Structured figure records
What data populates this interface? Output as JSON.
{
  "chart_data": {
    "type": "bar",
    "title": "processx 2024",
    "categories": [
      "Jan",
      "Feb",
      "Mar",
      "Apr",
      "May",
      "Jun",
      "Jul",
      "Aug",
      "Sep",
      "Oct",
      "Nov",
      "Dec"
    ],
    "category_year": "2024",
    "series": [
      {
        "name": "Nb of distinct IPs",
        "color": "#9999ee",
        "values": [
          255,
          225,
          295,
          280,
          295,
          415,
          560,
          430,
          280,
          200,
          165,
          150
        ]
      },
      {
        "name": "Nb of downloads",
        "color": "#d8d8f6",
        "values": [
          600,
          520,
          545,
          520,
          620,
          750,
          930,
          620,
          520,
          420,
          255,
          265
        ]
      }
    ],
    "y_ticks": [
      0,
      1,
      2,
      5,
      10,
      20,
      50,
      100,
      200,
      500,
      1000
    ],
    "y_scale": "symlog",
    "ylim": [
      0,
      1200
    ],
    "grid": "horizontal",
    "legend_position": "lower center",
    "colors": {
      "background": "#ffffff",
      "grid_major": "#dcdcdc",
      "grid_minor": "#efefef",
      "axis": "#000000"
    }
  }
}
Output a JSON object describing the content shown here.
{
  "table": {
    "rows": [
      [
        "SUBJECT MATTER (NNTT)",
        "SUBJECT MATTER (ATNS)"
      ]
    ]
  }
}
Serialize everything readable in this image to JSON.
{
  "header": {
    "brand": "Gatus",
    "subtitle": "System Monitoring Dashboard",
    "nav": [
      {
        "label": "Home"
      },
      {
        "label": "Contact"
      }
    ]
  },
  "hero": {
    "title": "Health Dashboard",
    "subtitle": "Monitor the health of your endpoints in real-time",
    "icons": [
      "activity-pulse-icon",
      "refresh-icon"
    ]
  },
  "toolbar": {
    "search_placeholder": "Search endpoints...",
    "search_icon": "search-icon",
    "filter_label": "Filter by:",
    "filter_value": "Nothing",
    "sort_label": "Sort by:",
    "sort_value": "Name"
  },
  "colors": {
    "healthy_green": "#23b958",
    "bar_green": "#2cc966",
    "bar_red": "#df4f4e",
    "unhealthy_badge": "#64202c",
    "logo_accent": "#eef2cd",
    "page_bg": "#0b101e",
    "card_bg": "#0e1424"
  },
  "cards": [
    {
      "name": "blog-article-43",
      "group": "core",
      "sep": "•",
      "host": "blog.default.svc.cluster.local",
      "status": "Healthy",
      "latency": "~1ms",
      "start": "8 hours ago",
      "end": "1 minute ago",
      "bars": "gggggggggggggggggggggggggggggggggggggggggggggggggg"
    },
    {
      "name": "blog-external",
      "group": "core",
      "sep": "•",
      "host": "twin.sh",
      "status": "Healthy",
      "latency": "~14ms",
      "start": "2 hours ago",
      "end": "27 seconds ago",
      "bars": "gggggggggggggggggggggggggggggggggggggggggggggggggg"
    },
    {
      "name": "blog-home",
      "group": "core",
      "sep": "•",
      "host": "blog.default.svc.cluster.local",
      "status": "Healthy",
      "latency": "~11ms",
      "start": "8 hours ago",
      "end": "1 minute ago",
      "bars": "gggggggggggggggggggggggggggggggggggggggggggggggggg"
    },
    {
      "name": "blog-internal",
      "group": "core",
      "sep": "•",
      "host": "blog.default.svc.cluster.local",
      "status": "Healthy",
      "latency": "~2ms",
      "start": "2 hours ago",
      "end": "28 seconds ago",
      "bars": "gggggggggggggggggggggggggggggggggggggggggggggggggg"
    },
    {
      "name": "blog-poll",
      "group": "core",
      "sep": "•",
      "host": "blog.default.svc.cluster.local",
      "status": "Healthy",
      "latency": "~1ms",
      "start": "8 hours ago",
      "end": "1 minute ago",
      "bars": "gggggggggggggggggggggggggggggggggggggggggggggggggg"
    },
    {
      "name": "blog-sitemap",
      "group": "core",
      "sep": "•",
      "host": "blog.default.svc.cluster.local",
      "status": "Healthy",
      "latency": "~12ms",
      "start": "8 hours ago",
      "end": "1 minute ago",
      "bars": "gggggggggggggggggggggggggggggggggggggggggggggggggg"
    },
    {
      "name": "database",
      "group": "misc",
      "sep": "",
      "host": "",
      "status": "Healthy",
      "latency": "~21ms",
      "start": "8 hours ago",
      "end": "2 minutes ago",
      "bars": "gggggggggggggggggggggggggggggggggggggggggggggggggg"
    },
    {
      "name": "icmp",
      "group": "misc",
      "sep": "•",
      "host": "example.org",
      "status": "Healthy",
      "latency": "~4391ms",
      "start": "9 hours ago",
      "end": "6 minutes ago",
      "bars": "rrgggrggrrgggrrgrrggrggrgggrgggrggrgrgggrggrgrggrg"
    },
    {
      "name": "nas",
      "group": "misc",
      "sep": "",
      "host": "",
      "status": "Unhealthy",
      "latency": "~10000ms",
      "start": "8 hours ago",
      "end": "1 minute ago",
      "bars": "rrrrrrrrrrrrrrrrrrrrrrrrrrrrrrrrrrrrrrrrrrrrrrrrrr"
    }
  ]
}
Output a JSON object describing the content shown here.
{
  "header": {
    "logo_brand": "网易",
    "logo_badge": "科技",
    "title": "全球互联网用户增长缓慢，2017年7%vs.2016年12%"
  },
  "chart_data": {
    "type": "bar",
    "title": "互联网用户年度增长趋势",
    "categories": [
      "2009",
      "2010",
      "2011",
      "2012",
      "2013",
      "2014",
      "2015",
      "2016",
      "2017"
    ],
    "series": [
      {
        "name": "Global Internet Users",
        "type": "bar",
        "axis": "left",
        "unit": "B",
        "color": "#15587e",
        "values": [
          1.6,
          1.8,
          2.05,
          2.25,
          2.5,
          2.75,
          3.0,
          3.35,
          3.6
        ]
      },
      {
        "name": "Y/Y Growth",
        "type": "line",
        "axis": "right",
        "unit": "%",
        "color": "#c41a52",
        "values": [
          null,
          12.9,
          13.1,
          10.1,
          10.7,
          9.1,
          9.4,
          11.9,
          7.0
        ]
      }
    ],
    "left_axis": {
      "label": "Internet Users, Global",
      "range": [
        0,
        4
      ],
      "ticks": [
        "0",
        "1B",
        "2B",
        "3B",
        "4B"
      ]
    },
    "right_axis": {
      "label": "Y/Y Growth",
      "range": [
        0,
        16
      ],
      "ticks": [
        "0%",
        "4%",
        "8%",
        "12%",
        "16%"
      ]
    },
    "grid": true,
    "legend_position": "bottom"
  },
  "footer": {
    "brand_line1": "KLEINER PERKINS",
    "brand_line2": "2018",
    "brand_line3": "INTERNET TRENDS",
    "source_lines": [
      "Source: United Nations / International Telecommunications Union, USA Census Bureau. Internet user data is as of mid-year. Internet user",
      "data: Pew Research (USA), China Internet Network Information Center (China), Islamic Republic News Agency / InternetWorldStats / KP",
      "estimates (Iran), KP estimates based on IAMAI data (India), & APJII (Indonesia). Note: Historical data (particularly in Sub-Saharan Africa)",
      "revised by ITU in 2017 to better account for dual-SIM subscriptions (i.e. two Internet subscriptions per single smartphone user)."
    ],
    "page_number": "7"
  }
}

# [Task statement]
Keep only the lines that hold the string "MATTER", and copy them out.

# [Exercise result]
        "SUBJECT MATTER (NNTT)",
        "SUBJECT MATTER (ATNS)"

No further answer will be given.